Exercise aim → Return all lines where the word "Employment" can be found.

The data →
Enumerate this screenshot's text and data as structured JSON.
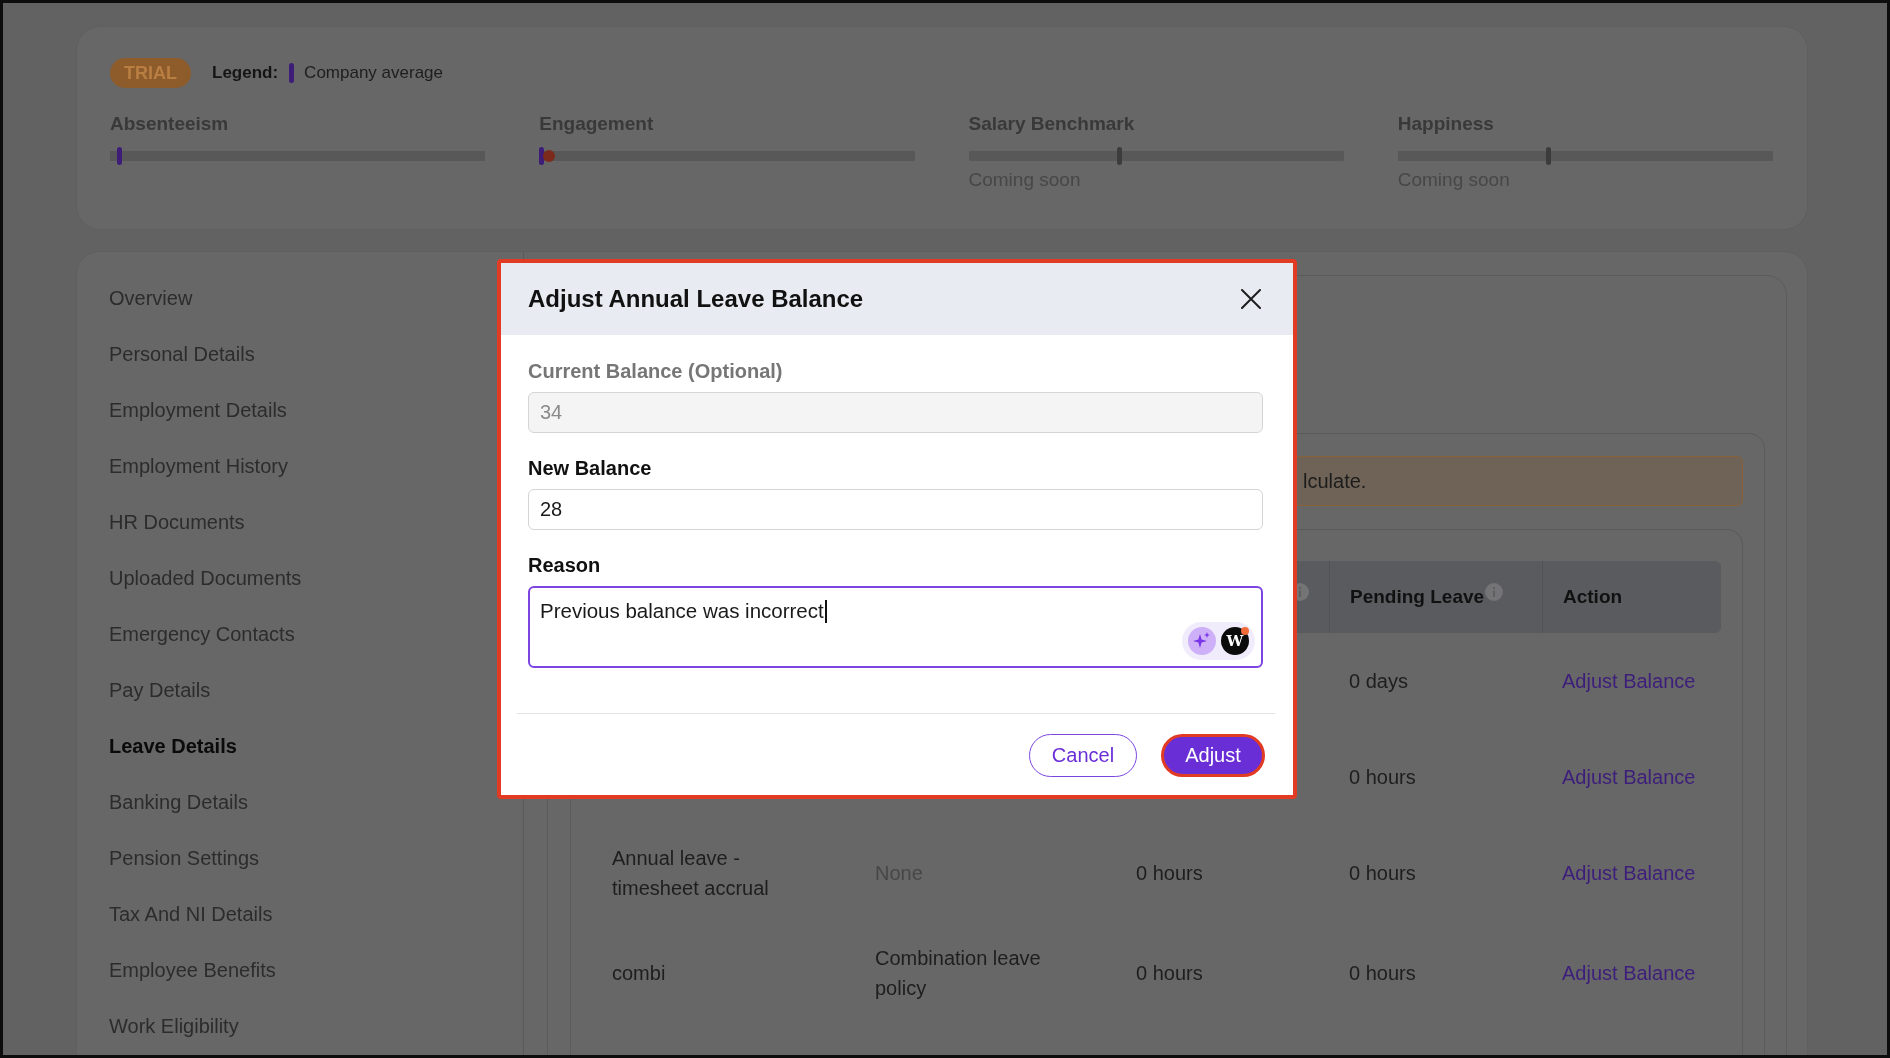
{
  "top_panel": {
    "badge": "TRIAL",
    "legend": {
      "label": "Legend:",
      "text": "Company average"
    },
    "metrics": [
      {
        "title": "Absenteeism",
        "disabled": false,
        "average_marker": {
          "level": 0.02
        }
      },
      {
        "title": "Engagement",
        "disabled": false,
        "average_marker": {
          "level": 0.0
        },
        "score_marker": {
          "level": 0.01
        }
      },
      {
        "title": "Salary Benchmark",
        "disabled": true,
        "average_marker": {
          "level": 0.4
        },
        "note": "Coming soon"
      },
      {
        "title": "Happiness",
        "disabled": true,
        "average_marker": {
          "level": 0.4
        },
        "note": "Coming soon"
      }
    ]
  },
  "sidebar": {
    "items": [
      {
        "label": "Overview",
        "selected": false
      },
      {
        "label": "Personal Details",
        "selected": false
      },
      {
        "label": "Employment Details",
        "selected": false
      },
      {
        "label": "Employment History",
        "selected": false
      },
      {
        "label": "HR Documents",
        "selected": false
      },
      {
        "label": "Uploaded Documents",
        "selected": false
      },
      {
        "label": "Emergency Contacts",
        "selected": false
      },
      {
        "label": "Pay Details",
        "selected": false
      },
      {
        "label": "Leave Details",
        "selected": true
      },
      {
        "label": "Banking Details",
        "selected": false
      },
      {
        "label": "Pension Settings",
        "selected": false
      },
      {
        "label": "Tax And NI Details",
        "selected": false
      },
      {
        "label": "Employee Benefits",
        "selected": false
      },
      {
        "label": "Work Eligibility",
        "selected": false
      }
    ]
  },
  "content": {
    "banner": {
      "text": "lculate."
    },
    "table": {
      "columns": [
        null,
        null,
        {
          "info": true
        },
        {
          "label": "Pending Leave",
          "info": true
        },
        {
          "label": "Action",
          "info": false
        }
      ],
      "rows": [
        {
          "cells": [
            null,
            null,
            null,
            {
              "kind": "text",
              "text": "0 days"
            },
            {
              "kind": "link",
              "text": "Adjust Balance"
            }
          ]
        },
        {
          "cells": [
            null,
            null,
            null,
            {
              "kind": "text",
              "text": "0 hours"
            },
            {
              "kind": "link",
              "text": "Adjust Balance"
            }
          ]
        },
        {
          "cells": [
            {
              "kind": "text",
              "text": "Annual leave - timesheet accrual"
            },
            {
              "kind": "muted",
              "text": "None"
            },
            {
              "kind": "text",
              "text": "0 hours"
            },
            {
              "kind": "text",
              "text": "0 hours"
            },
            {
              "kind": "link",
              "text": "Adjust Balance"
            }
          ]
        },
        {
          "cells": [
            {
              "kind": "text",
              "text": "combi"
            },
            {
              "kind": "text",
              "text": "Combination leave policy"
            },
            {
              "kind": "text",
              "text": "0 hours"
            },
            {
              "kind": "text",
              "text": "0 hours"
            },
            {
              "kind": "link",
              "text": "Adjust Balance"
            }
          ]
        }
      ]
    }
  },
  "dialog": {
    "title": "Adjust Annual Leave Balance",
    "highlighted": true,
    "fields": [
      {
        "kind": "input",
        "label": "Current Balance (Optional)",
        "value": "34",
        "disabled": true,
        "focused": false
      },
      {
        "kind": "input",
        "label": "New Balance",
        "value": "28",
        "disabled": false,
        "focused": false
      },
      {
        "kind": "textarea",
        "label": "Reason",
        "value": "Previous balance was incorrect",
        "disabled": false,
        "focused": true,
        "assistant": {
          "letter": "W",
          "notification": true
        }
      }
    ],
    "buttons": [
      {
        "kind": "secondary",
        "label": "Cancel",
        "highlighted": false
      },
      {
        "kind": "primary",
        "label": "Adjust",
        "highlighted": true
      }
    ]
  }
}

Task output →
        "label": "Employment Details",
        "label": "Employment History",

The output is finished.